◆ The input
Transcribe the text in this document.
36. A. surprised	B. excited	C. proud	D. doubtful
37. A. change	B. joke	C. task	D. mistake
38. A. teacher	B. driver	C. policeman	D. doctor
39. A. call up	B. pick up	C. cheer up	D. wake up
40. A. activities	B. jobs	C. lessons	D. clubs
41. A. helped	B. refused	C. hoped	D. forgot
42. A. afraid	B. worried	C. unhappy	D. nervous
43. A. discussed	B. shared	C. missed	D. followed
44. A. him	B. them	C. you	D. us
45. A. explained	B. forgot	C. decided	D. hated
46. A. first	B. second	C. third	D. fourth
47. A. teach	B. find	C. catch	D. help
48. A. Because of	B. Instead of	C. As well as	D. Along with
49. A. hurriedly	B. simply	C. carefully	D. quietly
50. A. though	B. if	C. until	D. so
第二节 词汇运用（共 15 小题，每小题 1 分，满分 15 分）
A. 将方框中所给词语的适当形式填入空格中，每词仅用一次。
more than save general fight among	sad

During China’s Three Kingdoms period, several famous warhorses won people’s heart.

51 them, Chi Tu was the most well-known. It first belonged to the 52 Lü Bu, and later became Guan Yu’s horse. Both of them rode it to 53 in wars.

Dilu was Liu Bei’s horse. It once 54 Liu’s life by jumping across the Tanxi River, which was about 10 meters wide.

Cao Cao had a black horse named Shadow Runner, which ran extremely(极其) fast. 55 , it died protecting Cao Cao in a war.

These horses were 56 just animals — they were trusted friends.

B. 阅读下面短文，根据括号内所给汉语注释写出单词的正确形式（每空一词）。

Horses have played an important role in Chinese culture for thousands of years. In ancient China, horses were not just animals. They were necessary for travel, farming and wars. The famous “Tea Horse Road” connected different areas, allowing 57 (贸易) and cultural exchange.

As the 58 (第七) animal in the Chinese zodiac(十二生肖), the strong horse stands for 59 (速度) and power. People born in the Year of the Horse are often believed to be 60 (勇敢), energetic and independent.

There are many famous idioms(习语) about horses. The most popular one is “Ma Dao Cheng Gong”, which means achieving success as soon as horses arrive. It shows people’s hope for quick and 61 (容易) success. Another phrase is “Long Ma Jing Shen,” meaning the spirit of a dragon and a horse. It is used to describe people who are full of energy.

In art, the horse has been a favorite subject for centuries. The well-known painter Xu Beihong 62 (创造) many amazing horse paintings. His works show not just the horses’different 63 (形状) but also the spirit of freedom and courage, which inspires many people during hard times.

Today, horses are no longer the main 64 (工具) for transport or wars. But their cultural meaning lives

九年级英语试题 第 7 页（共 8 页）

◆ Your instructions
Each line of the listing should be echoed back exactly.

◆ Exercise output
Transcribe the text in this document.
36. A. surprised	B. excited	C. proud	D. doubtful
37. A. change	B. joke	C. task	D. mistake
38. A. teacher	B. driver	C. policeman	D. doctor
39. A. call up	B. pick up	C. cheer up	D. wake up
40. A. activities	B. jobs	C. lessons	D. clubs
41. A. helped	B. refused	C. hoped	D. forgot
42. A. afraid	B. worried	C. unhappy	D. nervous
43. A. discussed	B. shared	C. missed	D. followed
44. A. him	B. them	C. you	D. us
45. A. explained	B. forgot	C. decided	D. hated
46. A. first	B. second	C. third	D. fourth
47. A. teach	B. find	C. catch	D. help
48. A. Because of	B. Instead of	C. As well as	D. Along with
49. A. hurriedly	B. simply	C. carefully	D. quietly
50. A. though	B. if	C. until	D. so
第二节 词汇运用（共 15 小题，每小题 1 分，满分 15 分）
A. 将方框中所给词语的适当形式填入空格中，每词仅用一次。
more than save general fight among	sad

During China’s Three Kingdoms period, several famous warhorses won people’s heart.

51 them, Chi Tu was the most well-known. It first belonged to the 52 Lü Bu, and later became Guan Yu’s horse. Both of them rode it to 53 in wars.

Dilu was Liu Bei’s horse. It once 54 Liu’s life by jumping across the Tanxi River, which was about 10 meters wide.

Cao Cao had a black horse named Shadow Runner, which ran extremely(极其) fast. 55 , it died protecting Cao Cao in a war.

These horses were 56 just animals — they were trusted friends.

B. 阅读下面短文，根据括号内所给汉语注释写出单词的正确形式（每空一词）。

Horses have played an important role in Chinese culture for thousands of years. In ancient China, horses were not just animals. They were necessary for travel, farming and wars. The famous “Tea Horse Road” connected different areas, allowing 57 (贸易) and cultural exchange.

As the 58 (第七) animal in the Chinese zodiac(十二生肖), the strong horse stands for 59 (速度) and power. People born in the Year of the Horse are often believed to be 60 (勇敢), energetic and independent.

There are many famous idioms(习语) about horses. The most popular one is “Ma Dao Cheng Gong”, which means achieving success as soon as horses arrive. It shows people’s hope for quick and 61 (容易) success. Another phrase is “Long Ma Jing Shen,” meaning the spirit of a dragon and a horse. It is used to describe people who are full of energy.

In art, the horse has been a favorite subject for centuries. The well-known painter Xu Beihong 62 (创造) many amazing horse paintings. His works show not just the horses’different 63 (形状) but also the spirit of freedom and courage, which inspires many people during hard times.

Today, horses are no longer the main 64 (工具) for transport or wars. But their cultural meaning lives

九年级英语试题 第 7 页（共 8 页）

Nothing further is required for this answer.